- _Requirement_: Restate all the material verbatim, except for the pictures.

++++ Records for this task

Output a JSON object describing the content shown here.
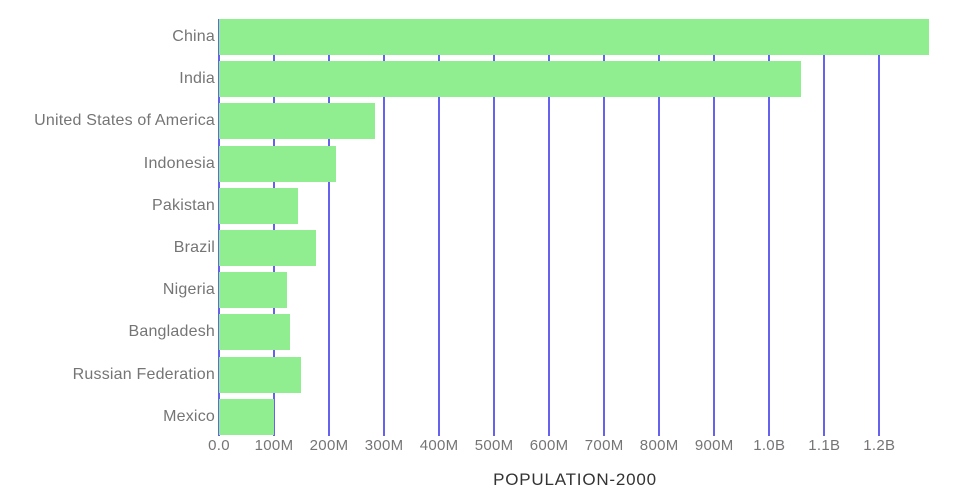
{
  "chart_data": {
    "type": "bar",
    "orientation": "horizontal",
    "title": "POPULATION-2000",
    "categories": [
      "China",
      "India",
      "United States of America",
      "Indonesia",
      "Pakistan",
      "Brazil",
      "Nigeria",
      "Bangladesh",
      "Russian Federation",
      "Mexico"
    ],
    "values": [
      1291,
      1058,
      283,
      212,
      144,
      176,
      124,
      129,
      149,
      100
    ],
    "values_unit": "millions",
    "xlabel": "",
    "ylabel": "",
    "x_axis": {
      "tick_values_millions": [
        0,
        100,
        200,
        300,
        400,
        500,
        600,
        700,
        800,
        900,
        1000,
        1100,
        1200
      ],
      "tick_labels": [
        "0.0",
        "100M",
        "200M",
        "300M",
        "400M",
        "500M",
        "600M",
        "700M",
        "800M",
        "900M",
        "1.0B",
        "1.1B",
        "1.2B"
      ],
      "range_millions": [
        0,
        1294
      ],
      "grid": true
    },
    "legend": "none",
    "colors": {
      "bar": "#90EE90",
      "gridline": "#6762EE",
      "axis_text": "#757575",
      "title": "#333333"
    }
  }
}
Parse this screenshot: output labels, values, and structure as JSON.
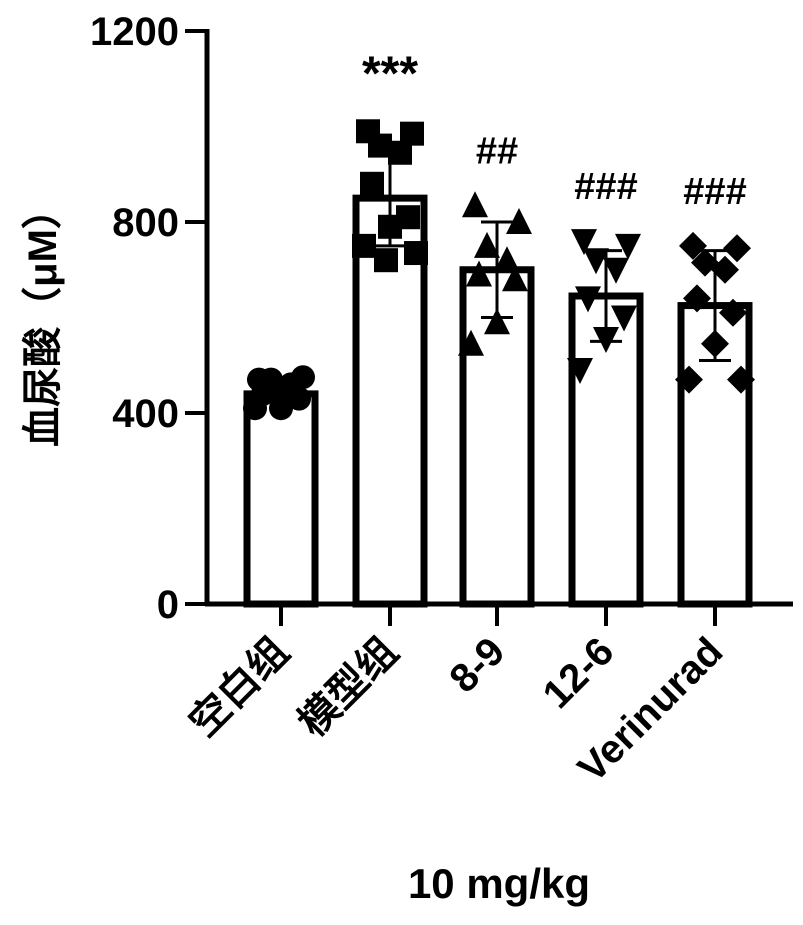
{
  "chart_data": {
    "type": "bar",
    "ylabel": "血尿酸（μM）",
    "xlabel": "10 mg/kg",
    "ylim": [
      0,
      1200
    ],
    "yticks": [
      0,
      400,
      800,
      1200
    ],
    "categories": [
      "空白组",
      "模型组",
      "8-9",
      "12-6",
      "Verinurad"
    ],
    "means": [
      440,
      850,
      700,
      645,
      625
    ],
    "errors": [
      10,
      100,
      100,
      95,
      115
    ],
    "markers": [
      "circle",
      "square",
      "triangle-up",
      "triangle-down",
      "diamond"
    ],
    "significance": [
      "",
      "***",
      "##",
      "###",
      "###"
    ],
    "points": [
      [
        470,
        475,
        470,
        460,
        440,
        430,
        410,
        410
      ],
      [
        990,
        985,
        960,
        945,
        880,
        810,
        790,
        750,
        735,
        720
      ],
      [
        835,
        800,
        750,
        720,
        690,
        680,
        590,
        545
      ],
      [
        760,
        750,
        720,
        700,
        640,
        600,
        555,
        490
      ],
      [
        750,
        745,
        715,
        700,
        640,
        610,
        545,
        470,
        470
      ]
    ]
  }
}
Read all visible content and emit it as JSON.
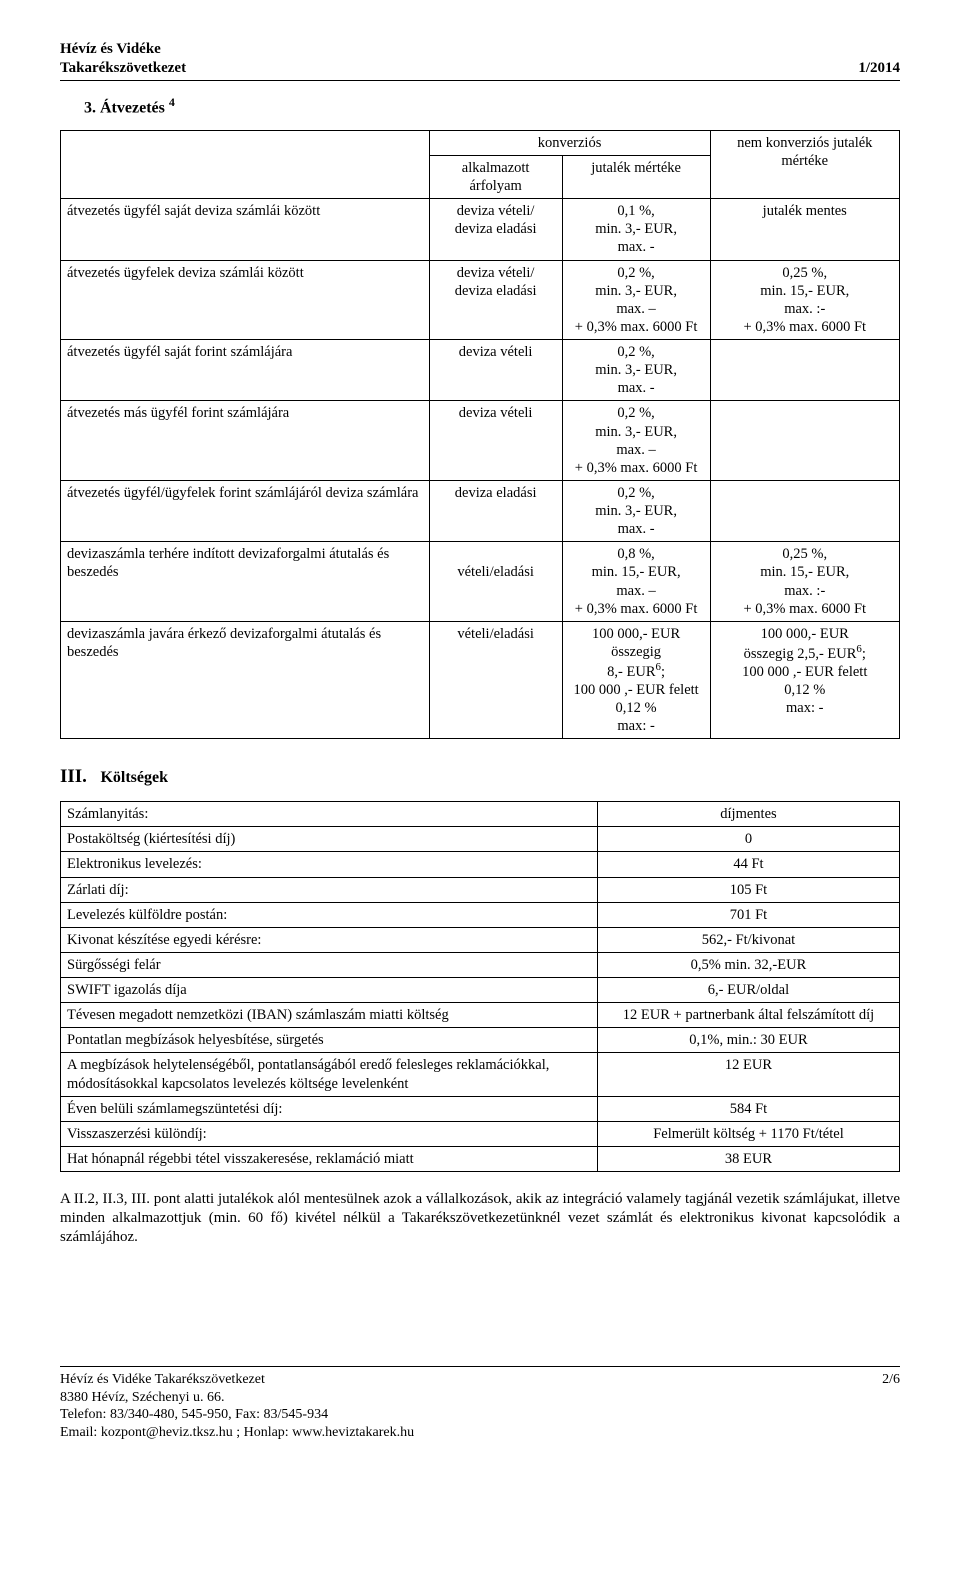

++++++++

- _Problem solution_:
Output a JSON object describing the content shown here.
{
  "chart_data": {
    "type": "bar",
    "orientation": "horizontal",
    "title": "POPULATION-2000",
    "categories": [
      "China",
      "India",
      "United States of America",
      "Indonesia",
      "Pakistan",
      "Brazil",
      "Nigeria",
      "Bangladesh",
      "Russian Federation",
      "Mexico"
    ],
    "values": [
      1291,
      1058,
      283,
      212,
      144,
      176,
      124,
      129,
      149,
      100
    ],
    "values_unit": "millions",
    "xlabel": "",
    "ylabel": "",
    "x_axis": {
      "tick_values_millions": [
        0,
        100,
        200,
        300,
        400,
        500,
        600,
        700,
        800,
        900,
        1000,
        1100,
        1200
      ],
      "tick_labels": [
        "0.0",
        "100M",
        "200M",
        "300M",
        "400M",
        "500M",
        "600M",
        "700M",
        "800M",
        "900M",
        "1.0B",
        "1.1B",
        "1.2B"
      ],
      "range_millions": [
        0,
        1294
      ],
      "grid": true
    },
    "legend": "none",
    "colors": {
      "bar": "#90EE90",
      "gridline": "#6762EE",
      "axis_text": "#757575",
      "title": "#333333"
    }
  }
}
Parse this screenshot: output labels, values, and structure as JSON.
{
  "chart_data": {
    "type": "bar",
    "ylabel": "血尿酸（μM）",
    "xlabel": "10 mg/kg",
    "ylim": [
      0,
      1200
    ],
    "yticks": [
      0,
      400,
      800,
      1200
    ],
    "categories": [
      "空白组",
      "模型组",
      "8-9",
      "12-6",
      "Verinurad"
    ],
    "means": [
      440,
      850,
      700,
      645,
      625
    ],
    "errors": [
      10,
      100,
      100,
      95,
      115
    ],
    "markers": [
      "circle",
      "square",
      "triangle-up",
      "triangle-down",
      "diamond"
    ],
    "significance": [
      "",
      "***",
      "##",
      "###",
      "###"
    ],
    "points": [
      [
        470,
        475,
        470,
        460,
        440,
        430,
        410,
        410
      ],
      [
        990,
        985,
        960,
        945,
        880,
        810,
        790,
        750,
        735,
        720
      ],
      [
        835,
        800,
        750,
        720,
        690,
        680,
        590,
        545
      ],
      [
        760,
        750,
        720,
        700,
        640,
        600,
        555,
        490
      ],
      [
        750,
        745,
        715,
        700,
        640,
        610,
        545,
        470,
        470
      ]
    ]
  }
}
Read all visible content and emit it as JSON.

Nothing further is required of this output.